### The exercise
Extract all of the entries and set them down verbatim.

################

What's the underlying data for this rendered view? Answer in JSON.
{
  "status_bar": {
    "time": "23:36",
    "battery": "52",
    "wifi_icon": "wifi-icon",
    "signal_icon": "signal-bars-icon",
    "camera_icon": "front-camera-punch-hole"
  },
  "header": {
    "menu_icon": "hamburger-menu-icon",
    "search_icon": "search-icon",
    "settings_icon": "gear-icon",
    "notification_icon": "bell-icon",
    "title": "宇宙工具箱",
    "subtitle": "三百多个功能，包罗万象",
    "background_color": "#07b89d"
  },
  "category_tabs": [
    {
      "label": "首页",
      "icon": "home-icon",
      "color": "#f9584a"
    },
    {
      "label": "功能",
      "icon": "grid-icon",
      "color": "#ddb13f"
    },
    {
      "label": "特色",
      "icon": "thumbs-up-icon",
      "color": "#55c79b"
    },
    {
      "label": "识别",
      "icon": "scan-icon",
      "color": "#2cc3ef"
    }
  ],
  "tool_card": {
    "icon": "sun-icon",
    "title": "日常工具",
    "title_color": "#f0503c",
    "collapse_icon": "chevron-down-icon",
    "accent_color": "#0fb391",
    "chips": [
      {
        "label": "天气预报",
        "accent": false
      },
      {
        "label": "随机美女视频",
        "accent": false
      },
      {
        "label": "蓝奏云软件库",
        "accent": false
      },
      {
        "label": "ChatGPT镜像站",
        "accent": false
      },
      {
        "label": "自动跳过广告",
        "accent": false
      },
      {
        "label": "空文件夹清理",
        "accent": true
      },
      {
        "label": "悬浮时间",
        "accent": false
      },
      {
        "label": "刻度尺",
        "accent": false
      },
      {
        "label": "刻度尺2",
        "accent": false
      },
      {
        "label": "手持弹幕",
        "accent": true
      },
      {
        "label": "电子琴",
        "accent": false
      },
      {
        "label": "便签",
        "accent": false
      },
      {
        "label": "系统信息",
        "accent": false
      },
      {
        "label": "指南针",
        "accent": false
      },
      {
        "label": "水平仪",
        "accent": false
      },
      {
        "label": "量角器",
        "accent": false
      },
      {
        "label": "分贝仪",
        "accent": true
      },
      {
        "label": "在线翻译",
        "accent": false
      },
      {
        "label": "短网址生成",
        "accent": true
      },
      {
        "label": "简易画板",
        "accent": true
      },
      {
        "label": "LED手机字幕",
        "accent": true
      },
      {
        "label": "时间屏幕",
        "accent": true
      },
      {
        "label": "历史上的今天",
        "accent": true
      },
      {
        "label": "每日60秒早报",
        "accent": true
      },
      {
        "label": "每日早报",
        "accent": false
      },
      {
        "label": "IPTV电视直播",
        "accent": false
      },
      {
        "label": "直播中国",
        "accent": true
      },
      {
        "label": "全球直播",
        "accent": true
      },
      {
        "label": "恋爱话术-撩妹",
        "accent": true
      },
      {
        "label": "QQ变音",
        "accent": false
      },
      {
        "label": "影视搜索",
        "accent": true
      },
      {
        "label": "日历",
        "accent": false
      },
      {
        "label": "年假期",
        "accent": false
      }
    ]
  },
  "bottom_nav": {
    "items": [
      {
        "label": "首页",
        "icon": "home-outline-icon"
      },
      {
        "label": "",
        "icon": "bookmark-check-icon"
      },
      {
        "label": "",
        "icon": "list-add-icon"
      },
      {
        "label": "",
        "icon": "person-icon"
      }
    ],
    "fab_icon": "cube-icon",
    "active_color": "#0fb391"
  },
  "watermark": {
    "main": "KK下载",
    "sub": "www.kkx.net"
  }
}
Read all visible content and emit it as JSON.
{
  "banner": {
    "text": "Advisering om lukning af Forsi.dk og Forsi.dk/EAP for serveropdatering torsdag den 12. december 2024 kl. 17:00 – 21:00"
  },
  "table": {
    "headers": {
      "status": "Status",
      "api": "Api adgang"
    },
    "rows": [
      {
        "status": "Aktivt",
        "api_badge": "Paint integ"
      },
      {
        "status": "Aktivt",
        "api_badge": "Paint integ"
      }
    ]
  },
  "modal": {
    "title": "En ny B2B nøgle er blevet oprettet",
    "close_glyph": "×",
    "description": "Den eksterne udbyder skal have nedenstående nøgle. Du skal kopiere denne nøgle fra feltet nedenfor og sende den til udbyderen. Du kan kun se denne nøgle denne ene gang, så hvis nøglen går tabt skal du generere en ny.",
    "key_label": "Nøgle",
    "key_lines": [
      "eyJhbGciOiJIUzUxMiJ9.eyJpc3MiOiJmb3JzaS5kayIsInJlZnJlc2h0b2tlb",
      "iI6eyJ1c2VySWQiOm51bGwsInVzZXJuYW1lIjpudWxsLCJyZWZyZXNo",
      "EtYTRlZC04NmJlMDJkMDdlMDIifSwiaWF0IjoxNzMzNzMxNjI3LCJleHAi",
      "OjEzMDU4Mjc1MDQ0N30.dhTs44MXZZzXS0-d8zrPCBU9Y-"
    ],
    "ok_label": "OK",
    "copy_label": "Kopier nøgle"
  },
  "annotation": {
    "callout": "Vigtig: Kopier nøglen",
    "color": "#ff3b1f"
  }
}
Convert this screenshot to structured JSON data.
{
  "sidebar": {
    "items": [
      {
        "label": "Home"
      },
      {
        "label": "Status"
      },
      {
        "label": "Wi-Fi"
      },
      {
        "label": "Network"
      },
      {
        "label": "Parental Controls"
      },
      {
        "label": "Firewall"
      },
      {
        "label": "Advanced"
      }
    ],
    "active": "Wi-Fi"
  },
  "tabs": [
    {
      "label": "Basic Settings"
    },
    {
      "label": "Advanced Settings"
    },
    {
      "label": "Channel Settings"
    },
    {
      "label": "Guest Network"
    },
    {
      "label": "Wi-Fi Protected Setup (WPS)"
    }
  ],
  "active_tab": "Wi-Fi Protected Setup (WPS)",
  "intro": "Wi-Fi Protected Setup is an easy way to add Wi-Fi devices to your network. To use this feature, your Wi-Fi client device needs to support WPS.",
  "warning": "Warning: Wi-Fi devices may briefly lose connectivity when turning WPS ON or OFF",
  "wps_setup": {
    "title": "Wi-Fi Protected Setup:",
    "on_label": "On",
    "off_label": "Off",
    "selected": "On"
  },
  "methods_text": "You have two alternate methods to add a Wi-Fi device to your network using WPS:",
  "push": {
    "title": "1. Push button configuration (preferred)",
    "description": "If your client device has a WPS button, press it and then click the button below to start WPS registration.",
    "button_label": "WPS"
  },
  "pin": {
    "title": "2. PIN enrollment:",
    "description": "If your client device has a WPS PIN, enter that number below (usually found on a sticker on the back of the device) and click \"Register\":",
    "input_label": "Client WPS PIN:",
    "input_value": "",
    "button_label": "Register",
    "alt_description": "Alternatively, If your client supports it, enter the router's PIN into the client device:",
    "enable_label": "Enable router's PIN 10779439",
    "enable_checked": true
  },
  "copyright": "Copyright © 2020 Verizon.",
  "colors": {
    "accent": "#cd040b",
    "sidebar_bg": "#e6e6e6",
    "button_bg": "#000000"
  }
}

################

### Answer to the problem
What's the underlying data for this rendered view? Answer in JSON.
{
  "status_bar": {
    "time": "23:36",
    "battery": "52",
    "wifi_icon": "wifi-icon",
    "signal_icon": "signal-bars-icon",
    "camera_icon": "front-camera-punch-hole"
  },
  "header": {
    "menu_icon": "hamburger-menu-icon",
    "search_icon": "search-icon",
    "settings_icon": "gear-icon",
    "notification_icon": "bell-icon",
    "title": "宇宙工具箱",
    "subtitle": "三百多个功能，包罗万象",
    "background_color": "#07b89d"
  },
  "category_tabs": [
    {
      "label": "首页",
      "icon": "home-icon",
      "color": "#f9584a"
    },
    {
      "label": "功能",
      "icon": "grid-icon",
      "color": "#ddb13f"
    },
    {
      "label": "特色",
      "icon": "thumbs-up-icon",
      "color": "#55c79b"
    },
    {
      "label": "识别",
      "icon": "scan-icon",
      "color": "#2cc3ef"
    }
  ],
  "tool_card": {
    "icon": "sun-icon",
    "title": "日常工具",
    "title_color": "#f0503c",
    "collapse_icon": "chevron-down-icon",
    "accent_color": "#0fb391",
    "chips": [
      {
        "label": "天气预报",
        "accent": false
      },
      {
        "label": "随机美女视频",
        "accent": false
      },
      {
        "label": "蓝奏云软件库",
        "accent": false
      },
      {
        "label": "ChatGPT镜像站",
        "accent": false
      },
      {
        "label": "自动跳过广告",
        "accent": false
      },
      {
        "label": "空文件夹清理",
        "accent": true
      },
      {
        "label": "悬浮时间",
        "accent": false
      },
      {
        "label": "刻度尺",
        "accent": false
      },
      {
        "label": "刻度尺2",
        "accent": false
      },
      {
        "label": "手持弹幕",
        "accent": true
      },
      {
        "label": "电子琴",
        "accent": false
      },
      {
        "label": "便签",
        "accent": false
      },
      {
        "label": "系统信息",
        "accent": false
      },
      {
        "label": "指南针",
        "accent": false
      },
      {
        "label": "水平仪",
        "accent": false
      },
      {
        "label": "量角器",
        "accent": false
      },
      {
        "label": "分贝仪",
        "accent": true
      },
      {
        "label": "在线翻译",
        "accent": false
      },
      {
        "label": "短网址生成",
        "accent": true
      },
      {
        "label": "简易画板",
        "accent": true
      },
      {
        "label": "LED手机字幕",
        "accent": true
      },
      {
        "label": "时间屏幕",
        "accent": true
      },
      {
        "label": "历史上的今天",
        "accent": true
      },
      {
        "label": "每日60秒早报",
        "accent": true
      },
      {
        "label": "每日早报",
        "accent": false
      },
      {
        "label": "IPTV电视直播",
        "accent": false
      },
      {
        "label": "直播中国",
        "accent": true
      },
      {
        "label": "全球直播",
        "accent": true
      },
      {
        "label": "恋爱话术-撩妹",
        "accent": true
      },
      {
        "label": "QQ变音",
        "accent": false
      },
      {
        "label": "影视搜索",
        "accent": true
      },
      {
        "label": "日历",
        "accent": false
      },
      {
        "label": "年假期",
        "accent": false
      }
    ]
  },
  "bottom_nav": {
    "items": [
      {
        "label": "首页",
        "icon": "home-outline-icon"
      },
      {
        "label": "",
        "icon": "bookmark-check-icon"
      },
      {
        "label": "",
        "icon": "list-add-icon"
      },
      {
        "label": "",
        "icon": "person-icon"
      }
    ],
    "fab_icon": "cube-icon",
    "active_color": "#0fb391"
  },
  "watermark": {
    "main": "KK下载",
    "sub": "www.kkx.net"
  }
}
Read all visible content and emit it as JSON.
{
  "banner": {
    "text": "Advisering om lukning af Forsi.dk og Forsi.dk/EAP for serveropdatering torsdag den 12. december 2024 kl. 17:00 – 21:00"
  },
  "table": {
    "headers": {
      "status": "Status",
      "api": "Api adgang"
    },
    "rows": [
      {
        "status": "Aktivt",
        "api_badge": "Paint integ"
      },
      {
        "status": "Aktivt",
        "api_badge": "Paint integ"
      }
    ]
  },
  "modal": {
    "title": "En ny B2B nøgle er blevet oprettet",
    "close_glyph": "×",
    "description": "Den eksterne udbyder skal have nedenstående nøgle. Du skal kopiere denne nøgle fra feltet nedenfor og sende den til udbyderen. Du kan kun se denne nøgle denne ene gang, så hvis nøglen går tabt skal du generere en ny.",
    "key_label": "Nøgle",
    "key_lines": [
      "eyJhbGciOiJIUzUxMiJ9.eyJpc3MiOiJmb3JzaS5kayIsInJlZnJlc2h0b2tlb",
      "iI6eyJ1c2VySWQiOm51bGwsInVzZXJuYW1lIjpudWxsLCJyZWZyZXNo",
      "EtYTRlZC04NmJlMDJkMDdlMDIifSwiaWF0IjoxNzMzNzMxNjI3LCJleHAi",
      "OjEzMDU4Mjc1MDQ0N30.dhTs44MXZZzXS0-d8zrPCBU9Y-"
    ],
    "ok_label": "OK",
    "copy_label": "Kopier nøgle"
  },
  "annotation": {
    "callout": "Vigtig: Kopier nøglen",
    "color": "#ff3b1f"
  }
}
Convert this screenshot to structured JSON data.
{
  "sidebar": {
    "items": [
      {
        "label": "Home"
      },
      {
        "label": "Status"
      },
      {
        "label": "Wi-Fi"
      },
      {
        "label": "Network"
      },
      {
        "label": "Parental Controls"
      },
      {
        "label": "Firewall"
      },
      {
        "label": "Advanced"
      }
    ],
    "active": "Wi-Fi"
  },
  "tabs": [
    {
      "label": "Basic Settings"
    },
    {
      "label": "Advanced Settings"
    },
    {
      "label": "Channel Settings"
    },
    {
      "label": "Guest Network"
    },
    {
      "label": "Wi-Fi Protected Setup (WPS)"
    }
  ],
  "active_tab": "Wi-Fi Protected Setup (WPS)",
  "intro": "Wi-Fi Protected Setup is an easy way to add Wi-Fi devices to your network. To use this feature, your Wi-Fi client device needs to support WPS.",
  "warning": "Warning: Wi-Fi devices may briefly lose connectivity when turning WPS ON or OFF",
  "wps_setup": {
    "title": "Wi-Fi Protected Setup:",
    "on_label": "On",
    "off_label": "Off",
    "selected": "On"
  },
  "methods_text": "You have two alternate methods to add a Wi-Fi device to your network using WPS:",
  "push": {
    "title": "1. Push button configuration (preferred)",
    "description": "If your client device has a WPS button, press it and then click the button below to start WPS registration.",
    "button_label": "WPS"
  },
  "pin": {
    "title": "2. PIN enrollment:",
    "description": "If your client device has a WPS PIN, enter that number below (usually found on a sticker on the back of the device) and click \"Register\":",
    "input_label": "Client WPS PIN:",
    "input_value": "",
    "button_label": "Register",
    "alt_description": "Alternatively, If your client supports it, enter the router's PIN into the client device:",
    "enable_label": "Enable router's PIN 10779439",
    "enable_checked": true
  },
  "copyright": "Copyright © 2020 Verizon.",
  "colors": {
    "accent": "#cd040b",
    "sidebar_bg": "#e6e6e6",
    "button_bg": "#000000"
  }
}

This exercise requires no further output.